• **Entries shown**:
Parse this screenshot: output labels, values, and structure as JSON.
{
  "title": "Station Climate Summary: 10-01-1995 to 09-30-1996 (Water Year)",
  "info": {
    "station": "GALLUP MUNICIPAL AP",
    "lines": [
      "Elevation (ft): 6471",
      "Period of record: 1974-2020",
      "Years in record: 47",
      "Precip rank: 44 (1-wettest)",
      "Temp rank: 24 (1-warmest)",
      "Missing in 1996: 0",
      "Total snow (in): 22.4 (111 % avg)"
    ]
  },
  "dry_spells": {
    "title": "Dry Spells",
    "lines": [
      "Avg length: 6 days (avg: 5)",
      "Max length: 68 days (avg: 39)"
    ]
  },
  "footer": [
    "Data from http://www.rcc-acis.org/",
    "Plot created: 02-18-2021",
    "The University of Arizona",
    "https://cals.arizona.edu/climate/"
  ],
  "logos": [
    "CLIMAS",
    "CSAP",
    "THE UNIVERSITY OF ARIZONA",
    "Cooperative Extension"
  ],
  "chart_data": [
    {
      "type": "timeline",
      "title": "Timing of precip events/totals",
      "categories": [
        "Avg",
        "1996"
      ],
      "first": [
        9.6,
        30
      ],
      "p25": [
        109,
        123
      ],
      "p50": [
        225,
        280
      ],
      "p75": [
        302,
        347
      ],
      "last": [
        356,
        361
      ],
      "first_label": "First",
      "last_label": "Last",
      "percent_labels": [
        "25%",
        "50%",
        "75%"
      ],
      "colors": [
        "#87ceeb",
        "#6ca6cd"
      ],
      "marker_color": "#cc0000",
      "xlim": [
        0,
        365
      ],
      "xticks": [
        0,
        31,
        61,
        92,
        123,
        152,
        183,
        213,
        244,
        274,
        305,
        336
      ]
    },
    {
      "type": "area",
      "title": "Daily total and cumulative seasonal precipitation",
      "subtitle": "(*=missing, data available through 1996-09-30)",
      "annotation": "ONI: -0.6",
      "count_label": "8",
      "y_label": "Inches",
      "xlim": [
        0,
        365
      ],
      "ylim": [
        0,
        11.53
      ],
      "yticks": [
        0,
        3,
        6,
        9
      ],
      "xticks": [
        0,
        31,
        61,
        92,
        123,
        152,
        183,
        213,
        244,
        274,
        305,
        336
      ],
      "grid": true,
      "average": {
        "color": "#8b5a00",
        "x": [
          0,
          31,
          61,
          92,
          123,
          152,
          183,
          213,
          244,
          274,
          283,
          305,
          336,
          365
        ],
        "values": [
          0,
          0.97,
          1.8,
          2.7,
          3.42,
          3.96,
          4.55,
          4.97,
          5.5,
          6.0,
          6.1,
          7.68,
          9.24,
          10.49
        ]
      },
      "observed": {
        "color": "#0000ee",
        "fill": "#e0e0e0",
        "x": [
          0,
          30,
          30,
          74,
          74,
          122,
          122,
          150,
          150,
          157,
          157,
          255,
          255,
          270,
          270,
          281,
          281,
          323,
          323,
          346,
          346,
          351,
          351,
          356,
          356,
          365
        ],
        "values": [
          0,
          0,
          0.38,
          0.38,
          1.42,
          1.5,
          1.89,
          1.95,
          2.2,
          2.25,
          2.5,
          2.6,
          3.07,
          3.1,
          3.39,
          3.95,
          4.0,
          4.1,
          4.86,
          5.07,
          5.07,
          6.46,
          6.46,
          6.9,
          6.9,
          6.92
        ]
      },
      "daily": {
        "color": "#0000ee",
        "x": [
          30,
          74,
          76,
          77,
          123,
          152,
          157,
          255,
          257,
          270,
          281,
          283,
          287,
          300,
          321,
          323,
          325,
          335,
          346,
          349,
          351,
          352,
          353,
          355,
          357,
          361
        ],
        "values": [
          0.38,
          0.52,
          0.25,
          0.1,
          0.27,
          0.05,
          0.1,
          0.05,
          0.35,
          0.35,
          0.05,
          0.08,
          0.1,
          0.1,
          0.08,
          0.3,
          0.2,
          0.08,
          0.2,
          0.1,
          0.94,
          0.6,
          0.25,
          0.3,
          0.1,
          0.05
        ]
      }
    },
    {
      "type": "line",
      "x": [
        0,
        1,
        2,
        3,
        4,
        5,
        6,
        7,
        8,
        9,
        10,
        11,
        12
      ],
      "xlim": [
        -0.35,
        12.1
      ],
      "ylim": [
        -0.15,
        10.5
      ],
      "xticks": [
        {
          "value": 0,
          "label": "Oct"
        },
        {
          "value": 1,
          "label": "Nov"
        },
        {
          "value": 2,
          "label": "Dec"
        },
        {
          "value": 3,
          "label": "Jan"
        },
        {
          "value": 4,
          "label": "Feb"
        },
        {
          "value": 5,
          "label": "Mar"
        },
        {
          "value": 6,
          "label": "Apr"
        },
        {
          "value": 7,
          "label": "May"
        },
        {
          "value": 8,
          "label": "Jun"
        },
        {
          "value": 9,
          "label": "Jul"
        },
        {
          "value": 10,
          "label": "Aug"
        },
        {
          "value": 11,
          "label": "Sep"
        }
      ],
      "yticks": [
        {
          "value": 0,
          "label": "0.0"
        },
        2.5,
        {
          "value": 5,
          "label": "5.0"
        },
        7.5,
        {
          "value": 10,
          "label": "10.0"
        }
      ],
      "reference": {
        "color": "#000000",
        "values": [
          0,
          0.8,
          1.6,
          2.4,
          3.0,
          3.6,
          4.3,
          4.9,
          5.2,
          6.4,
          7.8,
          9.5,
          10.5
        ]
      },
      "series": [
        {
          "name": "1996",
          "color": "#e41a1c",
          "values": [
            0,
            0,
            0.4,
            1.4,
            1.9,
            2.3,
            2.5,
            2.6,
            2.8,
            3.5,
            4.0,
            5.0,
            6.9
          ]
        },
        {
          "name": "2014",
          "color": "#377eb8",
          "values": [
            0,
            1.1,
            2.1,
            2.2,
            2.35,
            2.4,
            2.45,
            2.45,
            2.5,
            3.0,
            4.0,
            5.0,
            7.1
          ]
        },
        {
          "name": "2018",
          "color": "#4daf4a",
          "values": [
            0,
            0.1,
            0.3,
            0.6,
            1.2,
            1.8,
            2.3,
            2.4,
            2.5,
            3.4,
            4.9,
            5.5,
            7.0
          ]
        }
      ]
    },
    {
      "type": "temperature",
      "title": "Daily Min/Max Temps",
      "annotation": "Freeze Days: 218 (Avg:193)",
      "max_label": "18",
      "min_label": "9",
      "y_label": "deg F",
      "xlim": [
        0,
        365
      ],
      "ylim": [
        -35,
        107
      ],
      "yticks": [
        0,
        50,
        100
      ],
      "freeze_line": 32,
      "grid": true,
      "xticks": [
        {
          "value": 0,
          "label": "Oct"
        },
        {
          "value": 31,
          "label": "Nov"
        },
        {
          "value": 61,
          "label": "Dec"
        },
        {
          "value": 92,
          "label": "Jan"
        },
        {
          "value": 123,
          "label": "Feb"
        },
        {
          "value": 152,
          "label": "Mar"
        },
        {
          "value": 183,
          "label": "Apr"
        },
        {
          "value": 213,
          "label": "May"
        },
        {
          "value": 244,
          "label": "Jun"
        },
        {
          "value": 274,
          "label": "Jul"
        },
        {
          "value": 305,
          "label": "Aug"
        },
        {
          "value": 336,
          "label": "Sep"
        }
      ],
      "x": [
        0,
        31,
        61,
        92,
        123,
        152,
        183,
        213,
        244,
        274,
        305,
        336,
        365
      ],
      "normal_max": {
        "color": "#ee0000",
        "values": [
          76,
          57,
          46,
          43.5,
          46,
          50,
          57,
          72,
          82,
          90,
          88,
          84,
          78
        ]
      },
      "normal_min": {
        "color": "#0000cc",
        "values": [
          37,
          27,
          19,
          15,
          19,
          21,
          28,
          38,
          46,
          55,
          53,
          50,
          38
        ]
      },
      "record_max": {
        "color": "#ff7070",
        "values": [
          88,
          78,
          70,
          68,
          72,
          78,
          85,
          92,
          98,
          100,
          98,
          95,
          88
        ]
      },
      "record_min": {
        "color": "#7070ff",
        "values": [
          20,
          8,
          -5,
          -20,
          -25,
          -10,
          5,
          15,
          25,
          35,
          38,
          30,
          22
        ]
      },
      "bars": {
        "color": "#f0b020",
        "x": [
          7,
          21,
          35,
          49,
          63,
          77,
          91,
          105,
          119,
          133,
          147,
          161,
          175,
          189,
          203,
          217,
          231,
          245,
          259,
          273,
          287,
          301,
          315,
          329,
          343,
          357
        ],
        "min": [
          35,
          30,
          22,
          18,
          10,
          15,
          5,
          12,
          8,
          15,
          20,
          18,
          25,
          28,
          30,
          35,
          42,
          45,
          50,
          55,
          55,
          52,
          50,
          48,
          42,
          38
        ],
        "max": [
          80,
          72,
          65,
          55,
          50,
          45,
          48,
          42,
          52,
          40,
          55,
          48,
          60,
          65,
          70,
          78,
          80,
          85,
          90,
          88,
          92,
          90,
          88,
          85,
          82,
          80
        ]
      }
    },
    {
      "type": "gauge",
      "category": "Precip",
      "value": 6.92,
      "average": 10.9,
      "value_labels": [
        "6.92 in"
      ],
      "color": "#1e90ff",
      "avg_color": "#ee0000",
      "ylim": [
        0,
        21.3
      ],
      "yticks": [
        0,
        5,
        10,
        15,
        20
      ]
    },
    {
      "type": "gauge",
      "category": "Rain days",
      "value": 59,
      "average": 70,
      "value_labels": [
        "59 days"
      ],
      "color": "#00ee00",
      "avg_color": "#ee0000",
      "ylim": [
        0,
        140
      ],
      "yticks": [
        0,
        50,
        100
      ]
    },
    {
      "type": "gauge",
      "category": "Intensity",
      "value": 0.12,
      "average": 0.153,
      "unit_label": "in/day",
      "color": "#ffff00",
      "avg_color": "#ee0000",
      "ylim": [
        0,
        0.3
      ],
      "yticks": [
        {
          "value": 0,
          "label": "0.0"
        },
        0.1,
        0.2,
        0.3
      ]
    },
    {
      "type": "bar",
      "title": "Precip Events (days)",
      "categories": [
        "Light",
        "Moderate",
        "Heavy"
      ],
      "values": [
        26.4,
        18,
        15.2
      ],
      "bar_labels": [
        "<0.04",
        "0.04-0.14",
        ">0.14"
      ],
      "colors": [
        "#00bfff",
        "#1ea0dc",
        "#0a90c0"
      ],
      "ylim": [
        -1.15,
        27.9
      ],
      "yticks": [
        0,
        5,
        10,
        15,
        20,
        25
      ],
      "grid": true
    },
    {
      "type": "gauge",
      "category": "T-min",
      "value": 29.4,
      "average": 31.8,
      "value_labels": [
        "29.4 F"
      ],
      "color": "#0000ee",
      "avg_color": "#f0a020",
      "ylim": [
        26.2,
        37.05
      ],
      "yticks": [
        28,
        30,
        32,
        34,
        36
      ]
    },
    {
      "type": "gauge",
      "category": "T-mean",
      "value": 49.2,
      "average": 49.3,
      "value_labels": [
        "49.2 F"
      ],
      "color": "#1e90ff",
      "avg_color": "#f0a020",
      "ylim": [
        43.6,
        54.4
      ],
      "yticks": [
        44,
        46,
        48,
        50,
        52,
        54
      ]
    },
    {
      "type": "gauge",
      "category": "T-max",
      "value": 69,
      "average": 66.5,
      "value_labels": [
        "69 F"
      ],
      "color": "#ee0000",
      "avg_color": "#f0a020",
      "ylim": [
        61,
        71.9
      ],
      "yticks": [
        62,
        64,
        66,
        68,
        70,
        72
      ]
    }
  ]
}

• **Exercise aim**: All lines above with "average" in them should be returned.

• **Finished exercise**:
      "average": {
      "average": 10.9,
      "average": 70,
      "average": 0.153,
      "average": 31.8,
      "average": 49.3,
      "average": 66.5,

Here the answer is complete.